----- EXERCISE MATERIAL -----

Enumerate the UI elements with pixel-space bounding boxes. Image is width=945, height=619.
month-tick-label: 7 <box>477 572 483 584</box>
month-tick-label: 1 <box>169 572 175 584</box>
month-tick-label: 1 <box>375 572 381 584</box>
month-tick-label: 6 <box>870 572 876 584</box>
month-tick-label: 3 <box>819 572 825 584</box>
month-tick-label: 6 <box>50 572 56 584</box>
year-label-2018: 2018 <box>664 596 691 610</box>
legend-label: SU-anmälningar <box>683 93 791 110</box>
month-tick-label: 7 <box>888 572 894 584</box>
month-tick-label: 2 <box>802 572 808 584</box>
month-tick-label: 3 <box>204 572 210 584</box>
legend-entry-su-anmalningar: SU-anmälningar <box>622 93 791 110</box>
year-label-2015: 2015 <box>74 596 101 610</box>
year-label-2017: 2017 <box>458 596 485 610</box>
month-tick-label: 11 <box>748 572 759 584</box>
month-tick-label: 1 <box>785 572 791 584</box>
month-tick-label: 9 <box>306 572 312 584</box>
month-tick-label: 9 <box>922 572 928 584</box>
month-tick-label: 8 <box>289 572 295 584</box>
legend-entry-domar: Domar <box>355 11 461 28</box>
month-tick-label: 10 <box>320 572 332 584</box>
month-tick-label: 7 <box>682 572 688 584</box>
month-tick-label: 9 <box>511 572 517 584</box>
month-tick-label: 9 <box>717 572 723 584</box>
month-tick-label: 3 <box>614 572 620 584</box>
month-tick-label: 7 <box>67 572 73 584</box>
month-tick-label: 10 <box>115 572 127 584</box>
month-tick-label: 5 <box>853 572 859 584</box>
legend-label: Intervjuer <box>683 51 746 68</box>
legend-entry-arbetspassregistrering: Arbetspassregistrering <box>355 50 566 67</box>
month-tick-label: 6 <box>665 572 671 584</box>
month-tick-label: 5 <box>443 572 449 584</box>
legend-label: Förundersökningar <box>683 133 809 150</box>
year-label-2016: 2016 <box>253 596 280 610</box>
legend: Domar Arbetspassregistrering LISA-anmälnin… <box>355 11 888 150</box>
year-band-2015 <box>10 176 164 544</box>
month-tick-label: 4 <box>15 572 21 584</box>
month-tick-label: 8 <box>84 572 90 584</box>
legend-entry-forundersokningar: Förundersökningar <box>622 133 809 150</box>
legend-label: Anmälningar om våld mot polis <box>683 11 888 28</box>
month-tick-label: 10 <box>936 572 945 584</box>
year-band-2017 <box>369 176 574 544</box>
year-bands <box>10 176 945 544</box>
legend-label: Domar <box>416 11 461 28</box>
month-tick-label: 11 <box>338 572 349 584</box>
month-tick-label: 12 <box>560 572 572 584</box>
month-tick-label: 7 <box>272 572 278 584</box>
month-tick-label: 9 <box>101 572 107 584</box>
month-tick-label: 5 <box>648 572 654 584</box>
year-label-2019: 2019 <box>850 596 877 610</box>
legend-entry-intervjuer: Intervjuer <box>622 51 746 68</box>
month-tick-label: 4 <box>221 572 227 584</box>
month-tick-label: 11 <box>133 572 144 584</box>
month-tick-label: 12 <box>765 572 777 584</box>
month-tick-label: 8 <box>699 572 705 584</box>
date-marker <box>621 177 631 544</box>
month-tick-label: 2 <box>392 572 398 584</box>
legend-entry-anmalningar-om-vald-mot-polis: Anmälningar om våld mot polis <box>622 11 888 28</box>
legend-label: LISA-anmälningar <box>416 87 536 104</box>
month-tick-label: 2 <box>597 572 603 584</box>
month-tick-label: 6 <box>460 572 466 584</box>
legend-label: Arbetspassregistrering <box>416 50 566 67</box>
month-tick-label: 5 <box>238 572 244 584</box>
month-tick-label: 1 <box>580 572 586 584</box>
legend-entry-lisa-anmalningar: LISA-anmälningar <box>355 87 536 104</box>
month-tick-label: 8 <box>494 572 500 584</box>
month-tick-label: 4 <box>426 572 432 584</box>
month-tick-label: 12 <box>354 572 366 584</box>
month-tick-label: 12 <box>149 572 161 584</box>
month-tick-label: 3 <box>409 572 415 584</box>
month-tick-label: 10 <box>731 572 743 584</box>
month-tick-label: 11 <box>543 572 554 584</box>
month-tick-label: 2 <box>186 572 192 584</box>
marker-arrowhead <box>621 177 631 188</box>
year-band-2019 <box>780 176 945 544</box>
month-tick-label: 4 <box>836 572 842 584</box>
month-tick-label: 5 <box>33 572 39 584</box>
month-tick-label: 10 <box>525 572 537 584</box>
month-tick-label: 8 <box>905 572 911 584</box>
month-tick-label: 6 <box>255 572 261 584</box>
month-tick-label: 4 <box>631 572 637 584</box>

-----

§ TASK INSTRUCTIONS
Can you reproduce the listing above character for character, starting at its first line and ending at the line that contains "month-tick-label: 6 <box>870", with both of those lines included?

§ WRITTEN ANSWER
Enumerate the UI elements with pixel-space bounding boxes. Image is width=945, height=619.
month-tick-label: 7 <box>477 572 483 584</box>
month-tick-label: 1 <box>169 572 175 584</box>
month-tick-label: 1 <box>375 572 381 584</box>
month-tick-label: 6 <box>870 572 876 584</box>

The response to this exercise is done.